SHORT TASK:
Repeat the listing that follows, character for character, minus the pictures.

══════

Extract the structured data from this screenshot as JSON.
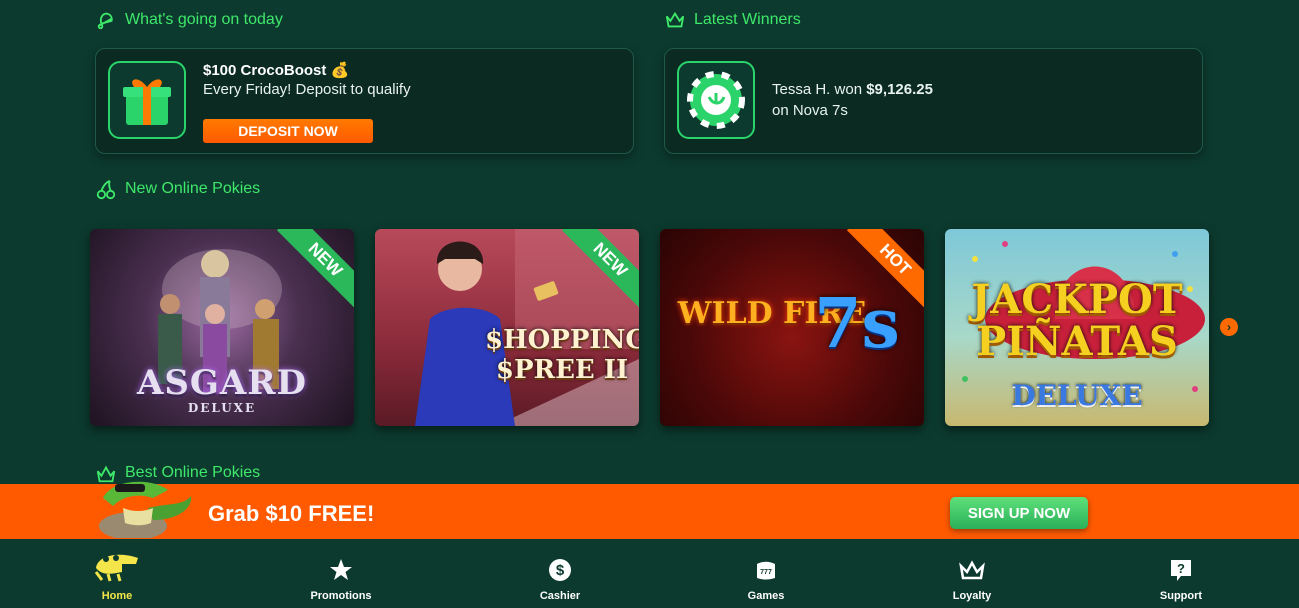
{
  "sections": {
    "today": "What's going on today",
    "winners": "Latest Winners",
    "new_pokies": "New Online Pokies",
    "best_pokies": "Best Online Pokies"
  },
  "promo": {
    "title": "$100 CrocoBoost 💰",
    "subtitle": "Every Friday! Deposit to qualify",
    "button": "DEPOSIT NOW"
  },
  "winner": {
    "prefix": "Tessa H. won ",
    "amount": "$9,126.25",
    "game": "on Nova 7s"
  },
  "games": [
    {
      "line1": "ASGARD",
      "line2": "DELUXE",
      "badge": "NEW",
      "badge_color": "#2bb85a"
    },
    {
      "line1": "$HOPPING",
      "line2": "$PREE II",
      "badge": "NEW",
      "badge_color": "#2bb85a"
    },
    {
      "line1": "WILD FIRE",
      "line2": "7s",
      "badge": "HOT",
      "badge_color": "#ff6a00"
    },
    {
      "line1": "JACKPOT PIÑATAS",
      "line2": "DELUXE",
      "badge": "",
      "badge_color": ""
    }
  ],
  "banner": {
    "text": "Grab $10 FREE!",
    "button": "SIGN UP NOW"
  },
  "nav": {
    "home": "Home",
    "promotions": "Promotions",
    "cashier": "Cashier",
    "games": "Games",
    "loyalty": "Loyalty",
    "support": "Support"
  },
  "colors": {
    "background": "#0c3a2e",
    "accent_green": "#3ee86a",
    "orange": "#ff5a00",
    "active_nav": "#f4e64a"
  }
}
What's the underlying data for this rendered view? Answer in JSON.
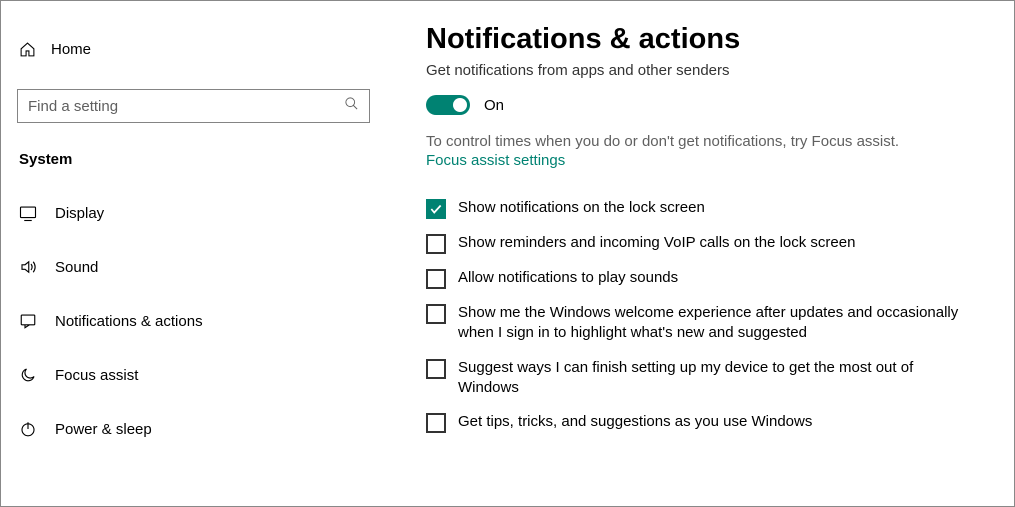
{
  "sidebar": {
    "home_label": "Home",
    "search_placeholder": "Find a setting",
    "section_label": "System",
    "items": [
      {
        "label": "Display"
      },
      {
        "label": "Sound"
      },
      {
        "label": "Notifications & actions"
      },
      {
        "label": "Focus assist"
      },
      {
        "label": "Power & sleep"
      }
    ]
  },
  "main": {
    "title": "Notifications & actions",
    "subtitle": "Get notifications from apps and other senders",
    "toggle_label": "On",
    "help_text": "To control times when you do or don't get notifications, try Focus assist.",
    "link_text": "Focus assist settings",
    "checkboxes": [
      {
        "label": "Show notifications on the lock screen",
        "checked": true
      },
      {
        "label": "Show reminders and incoming VoIP calls on the lock screen",
        "checked": false
      },
      {
        "label": "Allow notifications to play sounds",
        "checked": false
      },
      {
        "label": "Show me the Windows welcome experience after updates and occasionally when I sign in to highlight what's new and suggested",
        "checked": false
      },
      {
        "label": "Suggest ways I can finish setting up my device to get the most out of Windows",
        "checked": false
      },
      {
        "label": "Get tips, tricks, and suggestions as you use Windows",
        "checked": false
      }
    ]
  }
}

══════

OUTPUT BELOW:
Extract the structured data from this screenshot as JSON.
{
  "sections": {
    "today": "What's going on today",
    "winners": "Latest Winners",
    "new_pokies": "New Online Pokies",
    "best_pokies": "Best Online Pokies"
  },
  "promo": {
    "title": "$100 CrocoBoost 💰",
    "subtitle": "Every Friday! Deposit to qualify",
    "button": "DEPOSIT NOW"
  },
  "winner": {
    "prefix": "Tessa H. won ",
    "amount": "$9,126.25",
    "game": "on Nova 7s"
  },
  "games": [
    {
      "line1": "ASGARD",
      "line2": "DELUXE",
      "badge": "NEW",
      "badge_color": "#2bb85a"
    },
    {
      "line1": "$HOPPING",
      "line2": "$PREE II",
      "badge": "NEW",
      "badge_color": "#2bb85a"
    },
    {
      "line1": "WILD FIRE",
      "line2": "7s",
      "badge": "HOT",
      "badge_color": "#ff6a00"
    },
    {
      "line1": "JACKPOT PIÑATAS",
      "line2": "DELUXE",
      "badge": "",
      "badge_color": ""
    }
  ],
  "banner": {
    "text": "Grab $10 FREE!",
    "button": "SIGN UP NOW"
  },
  "nav": {
    "home": "Home",
    "promotions": "Promotions",
    "cashier": "Cashier",
    "games": "Games",
    "loyalty": "Loyalty",
    "support": "Support"
  },
  "colors": {
    "background": "#0c3a2e",
    "accent_green": "#3ee86a",
    "orange": "#ff5a00",
    "active_nav": "#f4e64a"
  }
}
What's the underlying data for this rendered view? Answer in JSON.
{
  "sidebar": {
    "home_label": "Home",
    "search_placeholder": "Find a setting",
    "section_label": "System",
    "items": [
      {
        "label": "Display"
      },
      {
        "label": "Sound"
      },
      {
        "label": "Notifications & actions"
      },
      {
        "label": "Focus assist"
      },
      {
        "label": "Power & sleep"
      }
    ]
  },
  "main": {
    "title": "Notifications & actions",
    "subtitle": "Get notifications from apps and other senders",
    "toggle_label": "On",
    "help_text": "To control times when you do or don't get notifications, try Focus assist.",
    "link_text": "Focus assist settings",
    "checkboxes": [
      {
        "label": "Show notifications on the lock screen",
        "checked": true
      },
      {
        "label": "Show reminders and incoming VoIP calls on the lock screen",
        "checked": false
      },
      {
        "label": "Allow notifications to play sounds",
        "checked": false
      },
      {
        "label": "Show me the Windows welcome experience after updates and occasionally when I sign in to highlight what's new and suggested",
        "checked": false
      },
      {
        "label": "Suggest ways I can finish setting up my device to get the most out of Windows",
        "checked": false
      },
      {
        "label": "Get tips, tricks, and suggestions as you use Windows",
        "checked": false
      }
    ]
  }
}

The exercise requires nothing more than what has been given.